Return the number of lines holding "color", with nothing added.

************

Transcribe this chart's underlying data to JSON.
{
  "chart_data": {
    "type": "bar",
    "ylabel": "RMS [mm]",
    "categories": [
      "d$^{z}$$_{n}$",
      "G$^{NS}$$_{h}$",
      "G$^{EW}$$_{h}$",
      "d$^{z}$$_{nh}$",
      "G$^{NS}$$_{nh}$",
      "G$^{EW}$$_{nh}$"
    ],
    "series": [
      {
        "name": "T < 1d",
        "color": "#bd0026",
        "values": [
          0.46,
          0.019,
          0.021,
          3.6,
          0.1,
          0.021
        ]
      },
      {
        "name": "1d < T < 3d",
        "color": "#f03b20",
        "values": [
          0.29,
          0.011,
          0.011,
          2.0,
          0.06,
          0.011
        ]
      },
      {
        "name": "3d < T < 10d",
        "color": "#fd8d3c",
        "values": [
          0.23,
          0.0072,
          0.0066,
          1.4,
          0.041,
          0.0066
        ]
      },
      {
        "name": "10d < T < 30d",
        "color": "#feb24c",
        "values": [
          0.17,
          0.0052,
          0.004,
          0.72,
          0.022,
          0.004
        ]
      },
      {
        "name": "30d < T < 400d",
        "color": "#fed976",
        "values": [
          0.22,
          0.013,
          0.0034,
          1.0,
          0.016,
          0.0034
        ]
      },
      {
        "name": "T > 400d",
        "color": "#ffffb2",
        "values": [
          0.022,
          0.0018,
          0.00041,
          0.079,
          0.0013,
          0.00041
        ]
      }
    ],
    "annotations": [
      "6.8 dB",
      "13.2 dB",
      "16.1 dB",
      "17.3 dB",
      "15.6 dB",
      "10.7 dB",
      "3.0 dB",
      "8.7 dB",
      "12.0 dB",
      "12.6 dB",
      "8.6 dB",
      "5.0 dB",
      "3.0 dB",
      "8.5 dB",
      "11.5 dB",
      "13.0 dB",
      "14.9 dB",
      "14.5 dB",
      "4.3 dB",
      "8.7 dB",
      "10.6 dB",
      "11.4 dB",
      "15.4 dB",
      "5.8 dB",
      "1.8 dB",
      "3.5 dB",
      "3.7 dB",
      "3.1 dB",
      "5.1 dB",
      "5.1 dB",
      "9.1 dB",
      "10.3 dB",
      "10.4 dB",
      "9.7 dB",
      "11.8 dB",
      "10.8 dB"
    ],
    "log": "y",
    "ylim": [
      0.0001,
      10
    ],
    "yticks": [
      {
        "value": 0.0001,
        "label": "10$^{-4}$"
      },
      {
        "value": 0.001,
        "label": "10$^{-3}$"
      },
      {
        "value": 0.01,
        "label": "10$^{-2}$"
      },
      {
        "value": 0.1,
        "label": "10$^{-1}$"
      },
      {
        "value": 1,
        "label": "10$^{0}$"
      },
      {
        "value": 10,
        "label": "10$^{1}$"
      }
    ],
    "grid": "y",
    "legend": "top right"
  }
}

************

_Exercise answer:_ 6